Goal: Copy out every line that contains the word "some".

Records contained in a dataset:
•••

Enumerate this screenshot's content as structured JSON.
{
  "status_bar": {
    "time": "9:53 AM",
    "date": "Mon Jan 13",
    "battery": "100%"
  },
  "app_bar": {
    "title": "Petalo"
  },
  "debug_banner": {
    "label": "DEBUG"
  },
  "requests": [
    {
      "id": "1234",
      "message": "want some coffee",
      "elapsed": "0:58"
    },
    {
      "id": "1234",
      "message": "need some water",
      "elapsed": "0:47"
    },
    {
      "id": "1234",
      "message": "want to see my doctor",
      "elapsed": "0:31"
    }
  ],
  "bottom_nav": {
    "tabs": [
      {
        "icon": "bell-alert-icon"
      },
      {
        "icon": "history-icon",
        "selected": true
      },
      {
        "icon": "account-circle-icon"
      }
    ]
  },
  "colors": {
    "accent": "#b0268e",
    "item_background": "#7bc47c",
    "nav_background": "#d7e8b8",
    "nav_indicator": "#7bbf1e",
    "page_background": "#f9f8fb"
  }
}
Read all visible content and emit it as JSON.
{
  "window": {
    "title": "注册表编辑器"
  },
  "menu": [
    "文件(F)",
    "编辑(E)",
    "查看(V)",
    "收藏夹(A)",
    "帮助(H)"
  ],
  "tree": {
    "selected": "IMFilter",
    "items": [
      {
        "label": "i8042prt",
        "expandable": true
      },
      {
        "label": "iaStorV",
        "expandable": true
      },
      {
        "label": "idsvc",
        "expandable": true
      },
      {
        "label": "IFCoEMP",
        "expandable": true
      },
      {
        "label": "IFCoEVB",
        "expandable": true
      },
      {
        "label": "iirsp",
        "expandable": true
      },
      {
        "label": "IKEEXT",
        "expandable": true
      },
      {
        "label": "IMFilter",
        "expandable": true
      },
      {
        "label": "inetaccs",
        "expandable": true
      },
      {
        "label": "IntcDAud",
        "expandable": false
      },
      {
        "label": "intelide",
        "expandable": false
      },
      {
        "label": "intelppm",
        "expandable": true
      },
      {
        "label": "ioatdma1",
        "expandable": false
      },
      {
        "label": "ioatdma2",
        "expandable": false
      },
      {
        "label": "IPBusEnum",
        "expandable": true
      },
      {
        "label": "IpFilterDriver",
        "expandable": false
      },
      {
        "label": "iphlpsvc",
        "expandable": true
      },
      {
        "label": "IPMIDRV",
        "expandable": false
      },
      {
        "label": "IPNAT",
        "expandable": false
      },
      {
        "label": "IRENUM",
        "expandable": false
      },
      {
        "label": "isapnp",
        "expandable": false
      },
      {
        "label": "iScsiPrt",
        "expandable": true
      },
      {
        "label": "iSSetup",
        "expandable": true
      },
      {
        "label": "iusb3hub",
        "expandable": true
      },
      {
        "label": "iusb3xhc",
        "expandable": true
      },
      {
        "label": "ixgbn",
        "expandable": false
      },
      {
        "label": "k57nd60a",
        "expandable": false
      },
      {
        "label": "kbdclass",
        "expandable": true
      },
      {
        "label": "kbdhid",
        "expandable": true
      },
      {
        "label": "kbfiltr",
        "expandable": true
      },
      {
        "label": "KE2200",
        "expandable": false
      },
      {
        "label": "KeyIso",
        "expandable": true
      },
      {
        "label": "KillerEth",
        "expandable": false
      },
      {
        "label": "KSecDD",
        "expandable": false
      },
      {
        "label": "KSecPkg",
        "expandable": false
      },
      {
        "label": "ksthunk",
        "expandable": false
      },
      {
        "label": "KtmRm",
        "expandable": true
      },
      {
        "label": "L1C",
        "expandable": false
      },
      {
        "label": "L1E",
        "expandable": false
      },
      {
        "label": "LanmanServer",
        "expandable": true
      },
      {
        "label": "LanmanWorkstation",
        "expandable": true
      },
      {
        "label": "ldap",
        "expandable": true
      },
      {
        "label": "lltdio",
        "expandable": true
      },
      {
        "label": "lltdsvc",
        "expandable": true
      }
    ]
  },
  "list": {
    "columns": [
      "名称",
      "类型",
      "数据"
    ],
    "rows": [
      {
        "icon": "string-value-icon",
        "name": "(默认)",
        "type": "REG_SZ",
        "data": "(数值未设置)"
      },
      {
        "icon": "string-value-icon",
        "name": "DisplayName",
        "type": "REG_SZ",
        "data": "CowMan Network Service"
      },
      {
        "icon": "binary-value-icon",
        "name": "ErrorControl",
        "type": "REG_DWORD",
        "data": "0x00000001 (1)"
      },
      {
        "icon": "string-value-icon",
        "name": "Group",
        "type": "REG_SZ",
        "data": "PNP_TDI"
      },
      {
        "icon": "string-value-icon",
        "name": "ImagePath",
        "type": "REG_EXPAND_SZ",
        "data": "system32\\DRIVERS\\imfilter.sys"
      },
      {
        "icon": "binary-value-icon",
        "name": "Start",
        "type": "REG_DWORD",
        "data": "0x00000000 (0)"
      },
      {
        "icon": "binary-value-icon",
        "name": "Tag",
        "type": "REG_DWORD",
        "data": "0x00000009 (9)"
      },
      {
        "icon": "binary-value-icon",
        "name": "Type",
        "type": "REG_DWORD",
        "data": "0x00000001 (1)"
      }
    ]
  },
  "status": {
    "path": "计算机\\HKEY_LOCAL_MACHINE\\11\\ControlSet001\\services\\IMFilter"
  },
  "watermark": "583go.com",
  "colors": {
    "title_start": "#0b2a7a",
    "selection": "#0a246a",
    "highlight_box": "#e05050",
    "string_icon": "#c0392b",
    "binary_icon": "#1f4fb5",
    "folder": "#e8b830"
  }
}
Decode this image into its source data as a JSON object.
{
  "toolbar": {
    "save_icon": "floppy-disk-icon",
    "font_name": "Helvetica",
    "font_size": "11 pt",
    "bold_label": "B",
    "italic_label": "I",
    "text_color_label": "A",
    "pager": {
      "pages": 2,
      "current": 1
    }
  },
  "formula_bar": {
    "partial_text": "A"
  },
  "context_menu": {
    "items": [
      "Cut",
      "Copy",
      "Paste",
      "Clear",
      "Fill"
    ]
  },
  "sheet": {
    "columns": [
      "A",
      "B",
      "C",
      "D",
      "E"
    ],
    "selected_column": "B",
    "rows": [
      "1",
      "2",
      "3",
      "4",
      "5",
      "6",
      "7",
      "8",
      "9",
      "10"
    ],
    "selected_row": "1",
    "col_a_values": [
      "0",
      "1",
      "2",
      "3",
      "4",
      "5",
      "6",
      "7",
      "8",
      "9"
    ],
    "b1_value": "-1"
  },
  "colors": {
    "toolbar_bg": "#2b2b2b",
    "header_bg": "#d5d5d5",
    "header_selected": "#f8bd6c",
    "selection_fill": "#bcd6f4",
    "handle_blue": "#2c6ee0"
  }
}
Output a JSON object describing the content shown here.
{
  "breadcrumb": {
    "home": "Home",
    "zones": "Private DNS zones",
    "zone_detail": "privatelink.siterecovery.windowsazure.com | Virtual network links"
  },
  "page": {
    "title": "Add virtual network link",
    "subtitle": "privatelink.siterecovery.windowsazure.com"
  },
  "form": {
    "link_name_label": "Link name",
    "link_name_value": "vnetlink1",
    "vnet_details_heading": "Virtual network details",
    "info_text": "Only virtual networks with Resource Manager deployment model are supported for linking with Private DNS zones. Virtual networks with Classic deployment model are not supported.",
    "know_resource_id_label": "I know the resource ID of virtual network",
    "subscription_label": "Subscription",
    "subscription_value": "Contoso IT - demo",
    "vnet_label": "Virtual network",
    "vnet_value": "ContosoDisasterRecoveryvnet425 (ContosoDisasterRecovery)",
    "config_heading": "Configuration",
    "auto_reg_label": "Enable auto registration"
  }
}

•••

Exercise output:
      "message": "want some coffee",
      "message": "need some water",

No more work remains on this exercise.